▶ [Requirement] Across the entries below, count the lines in which the word "text" occurs. Reply with the count alone.

▶ [Input]

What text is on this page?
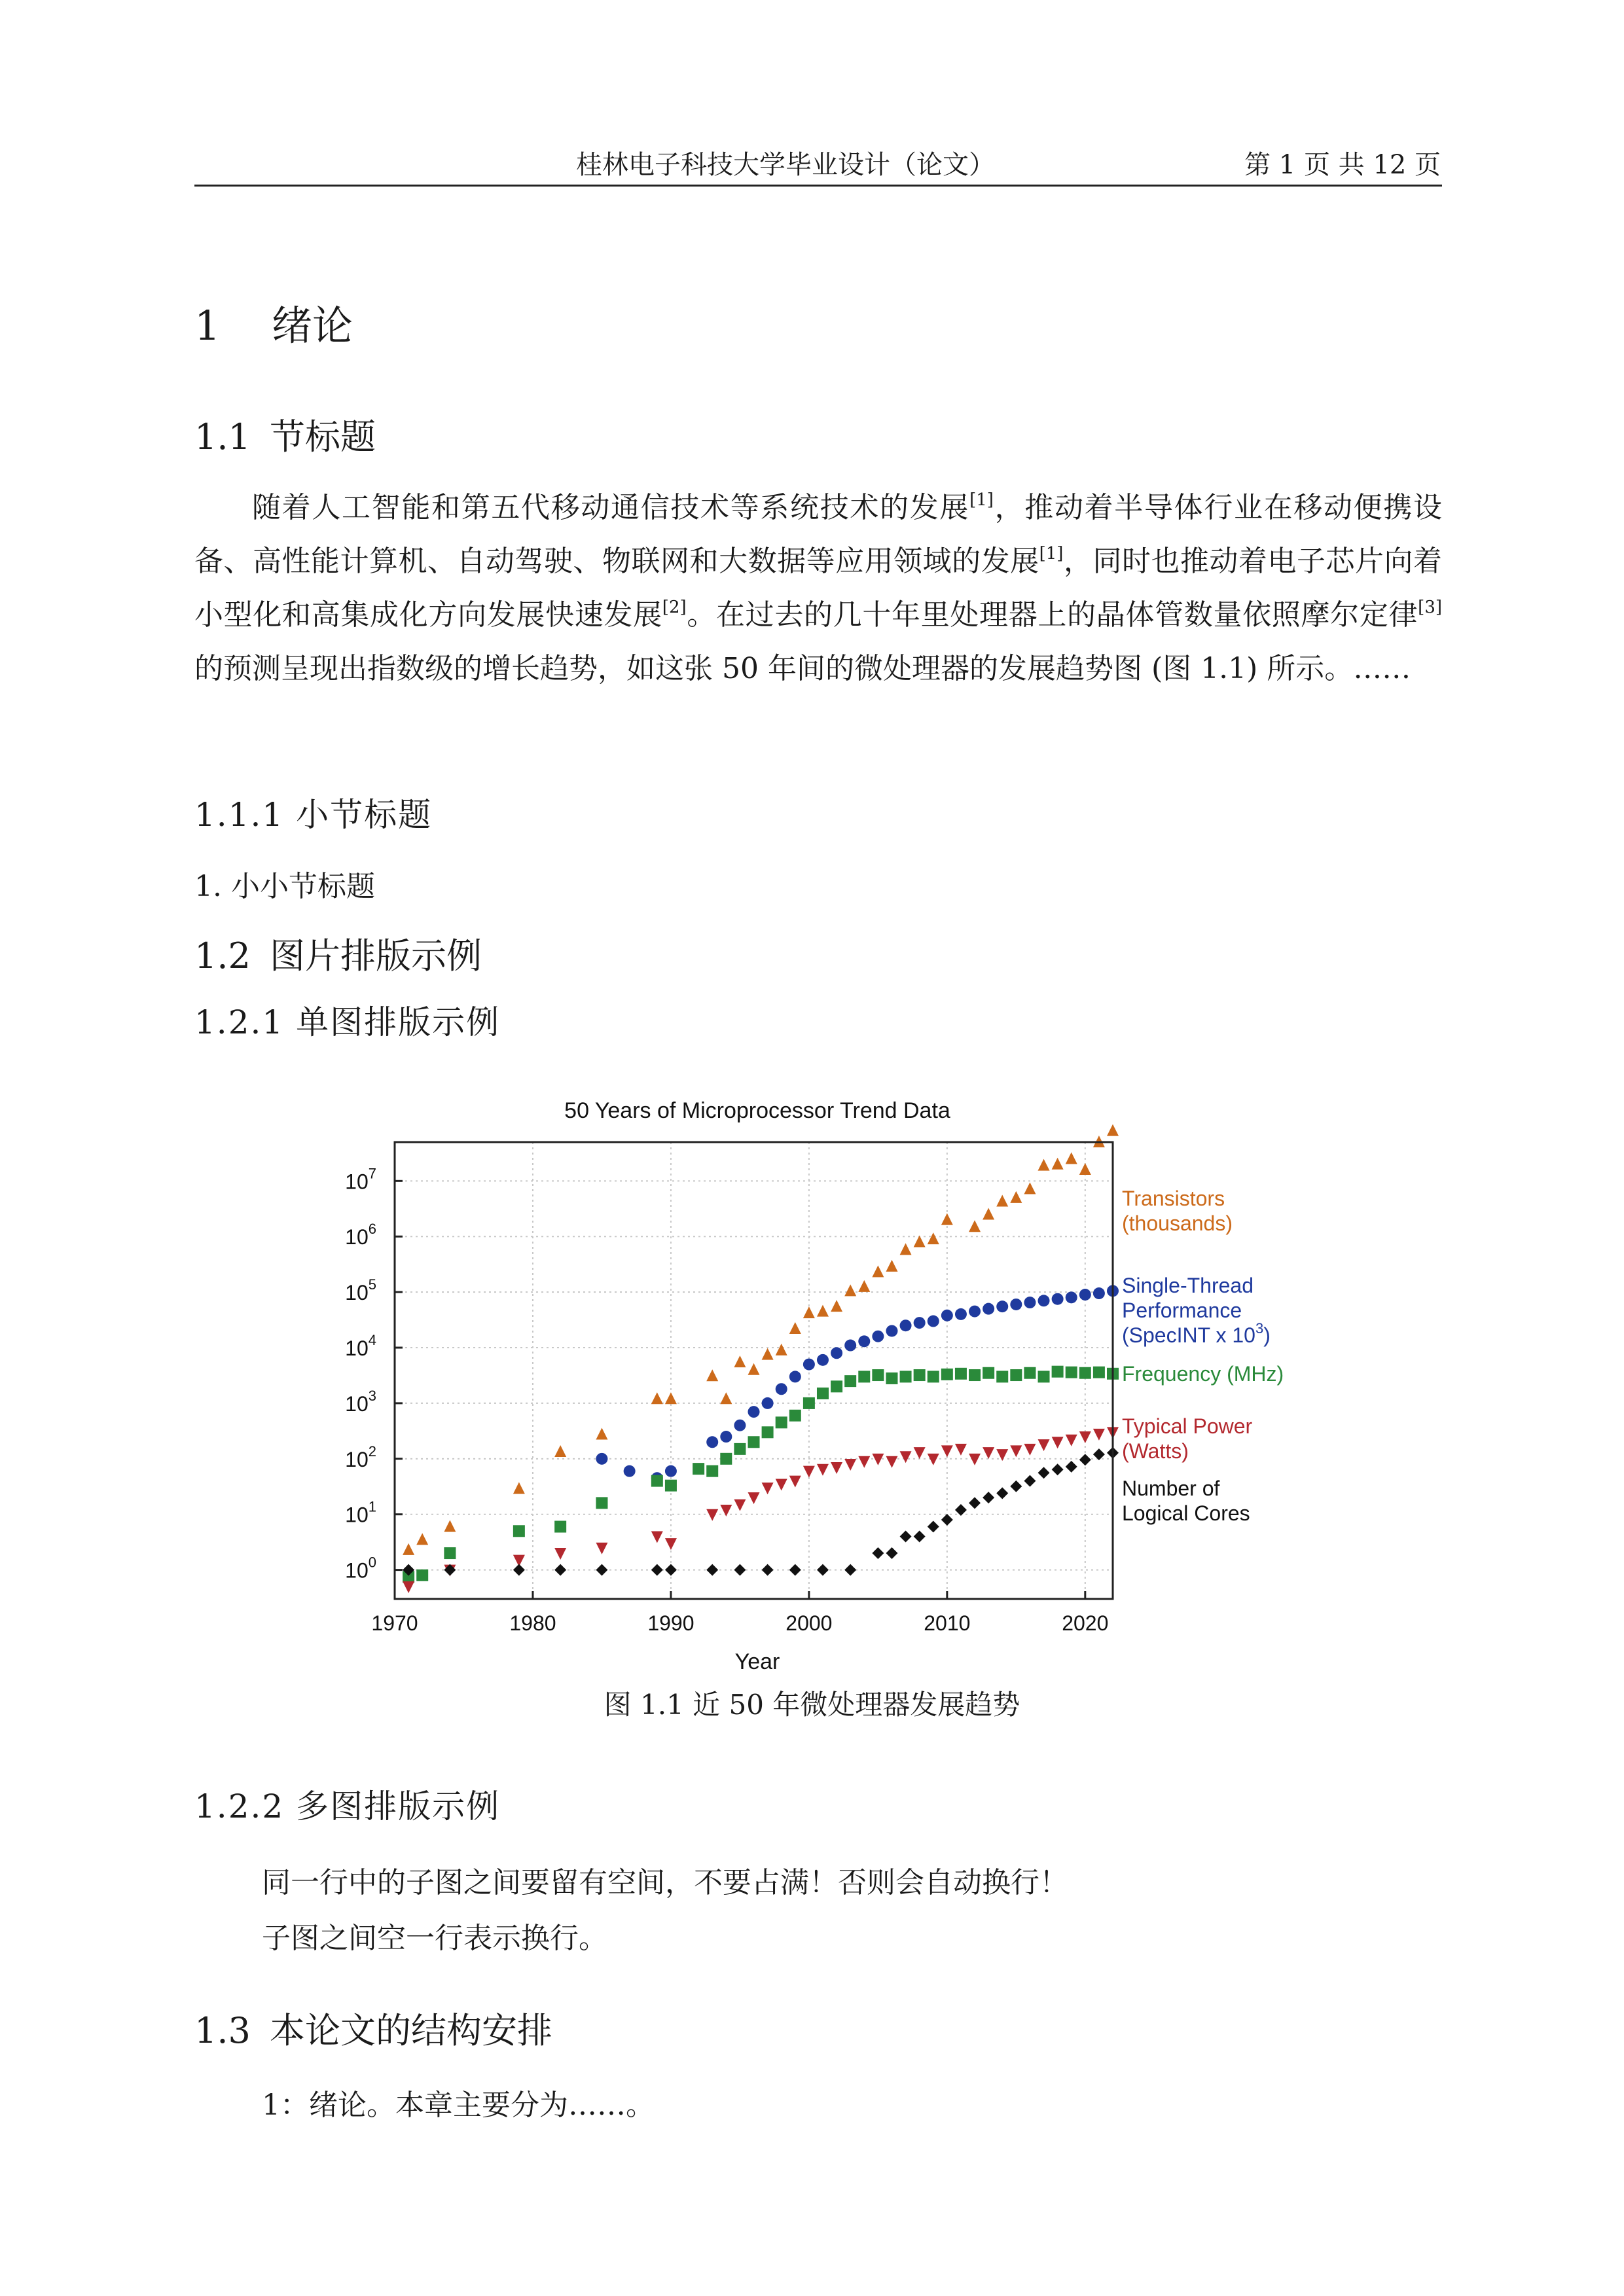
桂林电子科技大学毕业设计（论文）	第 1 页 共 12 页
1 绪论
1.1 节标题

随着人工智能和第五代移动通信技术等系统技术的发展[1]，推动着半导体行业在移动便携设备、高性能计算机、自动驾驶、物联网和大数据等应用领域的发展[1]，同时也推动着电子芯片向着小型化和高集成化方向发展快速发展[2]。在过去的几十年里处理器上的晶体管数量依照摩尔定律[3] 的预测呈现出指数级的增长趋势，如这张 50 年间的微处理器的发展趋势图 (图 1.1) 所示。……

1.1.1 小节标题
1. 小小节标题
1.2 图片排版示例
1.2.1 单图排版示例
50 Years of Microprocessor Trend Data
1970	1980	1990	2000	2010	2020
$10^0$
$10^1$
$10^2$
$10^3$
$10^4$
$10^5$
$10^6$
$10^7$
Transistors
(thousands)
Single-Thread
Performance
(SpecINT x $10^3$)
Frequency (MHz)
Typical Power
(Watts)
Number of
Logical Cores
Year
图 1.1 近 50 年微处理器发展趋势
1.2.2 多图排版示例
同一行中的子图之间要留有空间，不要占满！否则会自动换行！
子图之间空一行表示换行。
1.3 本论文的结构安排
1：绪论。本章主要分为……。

* * *

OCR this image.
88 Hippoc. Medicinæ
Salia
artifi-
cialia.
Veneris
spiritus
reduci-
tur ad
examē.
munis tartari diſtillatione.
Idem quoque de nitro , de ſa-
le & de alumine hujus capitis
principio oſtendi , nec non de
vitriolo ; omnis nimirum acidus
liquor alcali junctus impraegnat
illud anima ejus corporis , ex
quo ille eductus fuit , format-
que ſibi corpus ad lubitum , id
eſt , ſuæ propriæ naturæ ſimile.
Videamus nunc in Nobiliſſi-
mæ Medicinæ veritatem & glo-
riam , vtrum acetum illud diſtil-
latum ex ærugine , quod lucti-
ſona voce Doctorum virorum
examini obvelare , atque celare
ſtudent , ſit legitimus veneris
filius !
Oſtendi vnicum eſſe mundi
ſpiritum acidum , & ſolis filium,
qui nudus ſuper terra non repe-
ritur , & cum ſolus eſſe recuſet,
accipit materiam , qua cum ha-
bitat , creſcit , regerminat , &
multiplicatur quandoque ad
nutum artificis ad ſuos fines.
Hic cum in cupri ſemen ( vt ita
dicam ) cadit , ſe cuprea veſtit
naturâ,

==

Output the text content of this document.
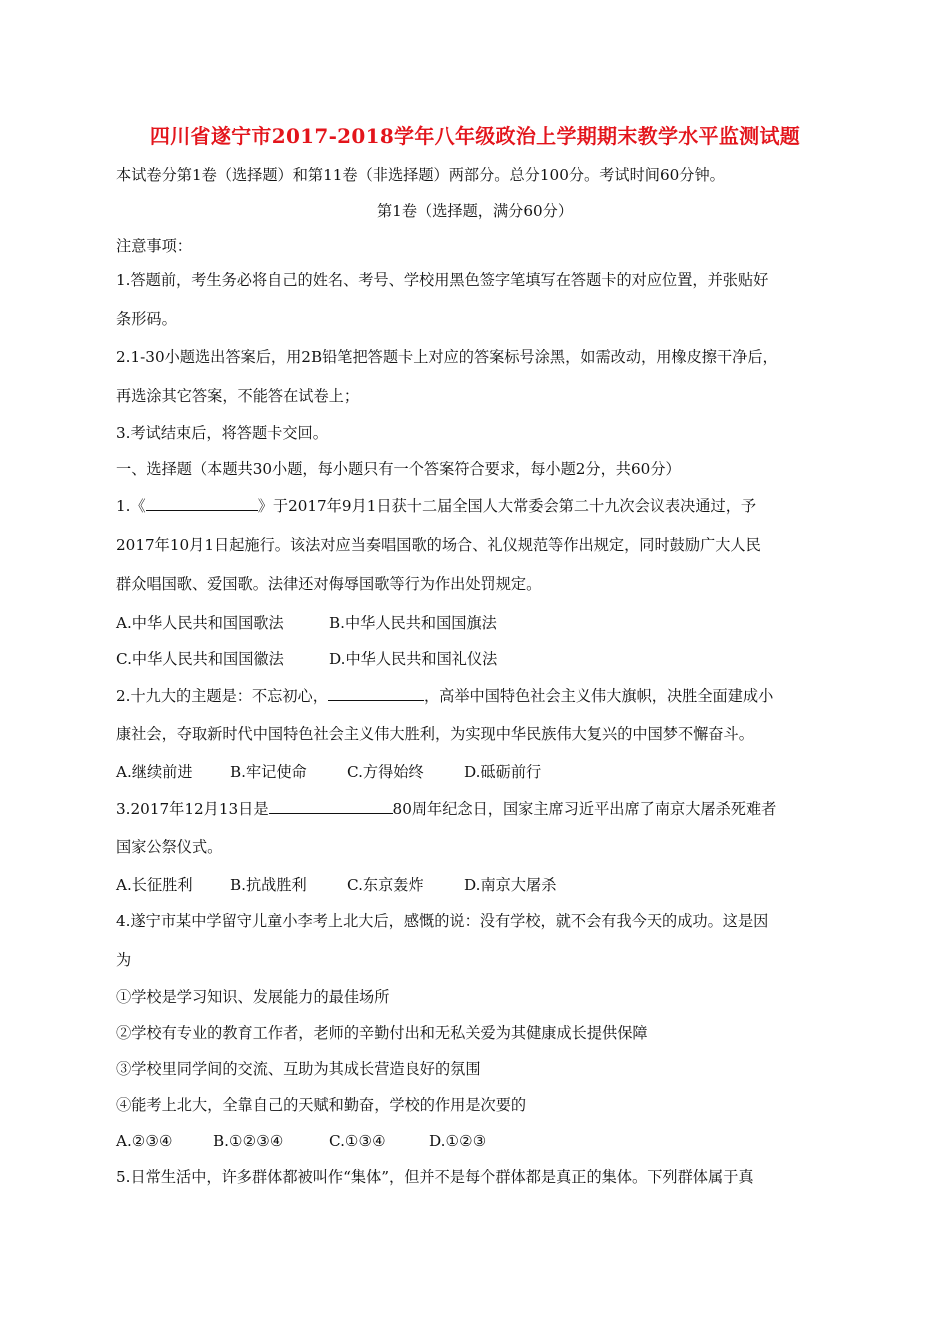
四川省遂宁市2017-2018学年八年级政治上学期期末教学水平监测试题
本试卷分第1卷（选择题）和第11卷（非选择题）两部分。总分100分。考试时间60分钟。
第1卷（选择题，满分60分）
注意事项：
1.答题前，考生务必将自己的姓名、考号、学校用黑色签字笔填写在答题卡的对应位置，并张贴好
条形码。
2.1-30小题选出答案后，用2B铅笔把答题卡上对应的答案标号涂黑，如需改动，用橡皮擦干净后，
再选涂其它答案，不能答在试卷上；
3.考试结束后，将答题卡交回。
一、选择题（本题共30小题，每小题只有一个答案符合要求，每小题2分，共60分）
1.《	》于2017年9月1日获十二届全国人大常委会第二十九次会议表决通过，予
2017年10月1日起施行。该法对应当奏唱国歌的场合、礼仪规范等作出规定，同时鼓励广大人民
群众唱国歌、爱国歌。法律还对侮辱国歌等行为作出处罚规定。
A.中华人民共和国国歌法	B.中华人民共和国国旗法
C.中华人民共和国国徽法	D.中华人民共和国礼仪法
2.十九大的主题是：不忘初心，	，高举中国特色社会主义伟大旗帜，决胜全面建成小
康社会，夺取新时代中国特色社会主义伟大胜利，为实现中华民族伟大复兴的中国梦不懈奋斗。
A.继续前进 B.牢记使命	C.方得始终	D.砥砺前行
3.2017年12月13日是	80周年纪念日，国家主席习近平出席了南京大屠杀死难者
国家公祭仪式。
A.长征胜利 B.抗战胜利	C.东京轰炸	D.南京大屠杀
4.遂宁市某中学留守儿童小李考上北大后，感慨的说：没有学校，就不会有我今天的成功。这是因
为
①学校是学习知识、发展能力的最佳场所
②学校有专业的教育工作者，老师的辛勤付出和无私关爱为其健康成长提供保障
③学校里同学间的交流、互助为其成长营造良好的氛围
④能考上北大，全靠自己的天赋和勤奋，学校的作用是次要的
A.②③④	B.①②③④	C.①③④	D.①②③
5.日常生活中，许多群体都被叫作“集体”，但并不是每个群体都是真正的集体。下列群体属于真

▶ [Output below] 2